- [WORK TO BE COMPLETED]: Rewrite the rows, from the first one through the line containing "cast-name: Diane Keaton (111, 216, 225, 226)" (include both), as a numbered list with blank lines removed.

- [EXERCISE INPUTS]:
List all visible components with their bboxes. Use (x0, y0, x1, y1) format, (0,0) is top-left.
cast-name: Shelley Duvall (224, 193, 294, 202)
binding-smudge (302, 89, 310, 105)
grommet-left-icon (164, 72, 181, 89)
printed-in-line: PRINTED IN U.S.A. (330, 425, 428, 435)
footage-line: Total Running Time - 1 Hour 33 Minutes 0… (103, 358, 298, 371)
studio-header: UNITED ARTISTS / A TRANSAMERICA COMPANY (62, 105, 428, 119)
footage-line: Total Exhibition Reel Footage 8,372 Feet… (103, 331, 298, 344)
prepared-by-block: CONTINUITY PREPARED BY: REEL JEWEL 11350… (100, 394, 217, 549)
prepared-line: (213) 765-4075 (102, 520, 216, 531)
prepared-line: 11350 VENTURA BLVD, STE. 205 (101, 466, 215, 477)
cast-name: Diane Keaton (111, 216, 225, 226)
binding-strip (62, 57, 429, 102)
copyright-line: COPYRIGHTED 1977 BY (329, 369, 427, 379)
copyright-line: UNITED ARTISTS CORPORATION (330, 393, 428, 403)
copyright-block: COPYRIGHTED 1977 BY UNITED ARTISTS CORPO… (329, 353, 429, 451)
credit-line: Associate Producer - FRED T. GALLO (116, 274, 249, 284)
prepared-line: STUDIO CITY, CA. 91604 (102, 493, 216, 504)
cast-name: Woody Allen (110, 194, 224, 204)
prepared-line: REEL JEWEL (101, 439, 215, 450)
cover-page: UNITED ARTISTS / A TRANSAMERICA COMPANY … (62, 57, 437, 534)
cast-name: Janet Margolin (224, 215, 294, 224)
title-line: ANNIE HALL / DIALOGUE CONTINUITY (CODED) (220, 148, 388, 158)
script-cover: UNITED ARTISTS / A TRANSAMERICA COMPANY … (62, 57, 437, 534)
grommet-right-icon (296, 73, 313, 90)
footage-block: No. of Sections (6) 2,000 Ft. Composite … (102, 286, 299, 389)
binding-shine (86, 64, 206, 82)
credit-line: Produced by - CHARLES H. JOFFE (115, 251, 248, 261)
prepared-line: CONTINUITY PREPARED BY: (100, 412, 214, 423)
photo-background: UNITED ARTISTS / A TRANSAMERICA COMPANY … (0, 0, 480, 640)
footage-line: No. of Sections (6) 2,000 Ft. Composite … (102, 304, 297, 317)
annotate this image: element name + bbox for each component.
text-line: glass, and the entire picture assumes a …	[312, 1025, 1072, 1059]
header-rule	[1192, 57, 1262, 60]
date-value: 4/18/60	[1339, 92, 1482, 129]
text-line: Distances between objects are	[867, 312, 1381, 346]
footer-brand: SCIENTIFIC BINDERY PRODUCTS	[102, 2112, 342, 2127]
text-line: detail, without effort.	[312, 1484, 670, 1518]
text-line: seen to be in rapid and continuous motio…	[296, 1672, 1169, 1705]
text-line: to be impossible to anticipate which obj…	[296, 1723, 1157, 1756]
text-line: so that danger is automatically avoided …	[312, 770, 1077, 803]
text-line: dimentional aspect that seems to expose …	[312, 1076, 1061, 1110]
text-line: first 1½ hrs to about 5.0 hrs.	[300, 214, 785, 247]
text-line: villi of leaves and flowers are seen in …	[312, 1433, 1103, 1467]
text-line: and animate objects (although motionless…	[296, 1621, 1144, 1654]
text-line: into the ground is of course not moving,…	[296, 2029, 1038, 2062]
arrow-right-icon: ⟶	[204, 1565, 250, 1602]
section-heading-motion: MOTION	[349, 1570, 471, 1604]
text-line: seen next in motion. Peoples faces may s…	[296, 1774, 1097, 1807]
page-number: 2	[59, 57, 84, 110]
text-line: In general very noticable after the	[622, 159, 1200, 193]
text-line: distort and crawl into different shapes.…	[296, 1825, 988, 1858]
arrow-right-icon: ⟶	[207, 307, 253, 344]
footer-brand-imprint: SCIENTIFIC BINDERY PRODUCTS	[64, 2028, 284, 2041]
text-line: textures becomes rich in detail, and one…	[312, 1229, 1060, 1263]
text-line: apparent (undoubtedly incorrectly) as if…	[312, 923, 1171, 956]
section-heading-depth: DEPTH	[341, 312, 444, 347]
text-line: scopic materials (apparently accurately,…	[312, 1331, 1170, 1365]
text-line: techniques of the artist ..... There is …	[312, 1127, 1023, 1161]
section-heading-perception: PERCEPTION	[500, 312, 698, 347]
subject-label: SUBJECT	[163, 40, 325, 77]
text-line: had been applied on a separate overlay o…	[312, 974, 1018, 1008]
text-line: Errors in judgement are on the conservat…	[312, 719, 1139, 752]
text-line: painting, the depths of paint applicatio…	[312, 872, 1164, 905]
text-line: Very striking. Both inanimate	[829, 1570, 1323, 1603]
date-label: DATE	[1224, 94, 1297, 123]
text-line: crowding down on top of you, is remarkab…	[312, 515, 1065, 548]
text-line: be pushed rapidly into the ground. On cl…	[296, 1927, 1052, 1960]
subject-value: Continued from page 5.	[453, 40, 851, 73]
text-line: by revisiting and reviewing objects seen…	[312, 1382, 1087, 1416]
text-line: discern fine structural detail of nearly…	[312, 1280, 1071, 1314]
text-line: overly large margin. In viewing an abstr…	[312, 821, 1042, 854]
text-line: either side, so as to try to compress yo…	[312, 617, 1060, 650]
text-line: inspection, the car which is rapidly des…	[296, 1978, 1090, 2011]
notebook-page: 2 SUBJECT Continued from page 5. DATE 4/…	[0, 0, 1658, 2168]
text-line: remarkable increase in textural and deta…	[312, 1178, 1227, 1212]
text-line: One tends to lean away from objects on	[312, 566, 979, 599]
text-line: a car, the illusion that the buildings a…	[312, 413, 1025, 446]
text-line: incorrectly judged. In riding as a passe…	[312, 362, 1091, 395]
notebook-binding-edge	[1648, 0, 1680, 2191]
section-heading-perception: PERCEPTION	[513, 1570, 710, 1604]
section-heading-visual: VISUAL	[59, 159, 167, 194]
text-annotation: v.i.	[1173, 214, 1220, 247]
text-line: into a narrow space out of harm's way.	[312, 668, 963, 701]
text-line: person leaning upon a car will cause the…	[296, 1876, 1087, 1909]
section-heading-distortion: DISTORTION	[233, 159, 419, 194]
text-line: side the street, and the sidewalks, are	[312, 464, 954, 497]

- [TASK SOLUTION]:
1. List all visible components with their bboxes. Use (x0, y0, x1, y1) format, (0,0) is top-left.
2. cast-name: Shelley Duvall (224, 193, 294, 202)
3. binding-smudge (302, 89, 310, 105)
4. grommet-left-icon (164, 72, 181, 89)
5. printed-in-line: PRINTED IN U.S.A. (330, 425, 428, 435)
6. footage-line: Total Running Time - 1 Hour 33 Minutes 0… (103, 358, 298, 371)
7. studio-header: UNITED ARTISTS / A TRANSAMERICA COMPANY (62, 105, 428, 119)
8. footage-line: Total Exhibition Reel Footage 8,372 Feet… (103, 331, 298, 344)
9. prepared-by-block: CONTINUITY PREPARED BY: REEL JEWEL 11350… (100, 394, 217, 549)
10. prepared-line: (213) 765-4075 (102, 520, 216, 531)
11. prepared-line: 11350 VENTURA BLVD, STE. 205 (101, 466, 215, 477)
12. cast-name: Diane Keaton (111, 216, 225, 226)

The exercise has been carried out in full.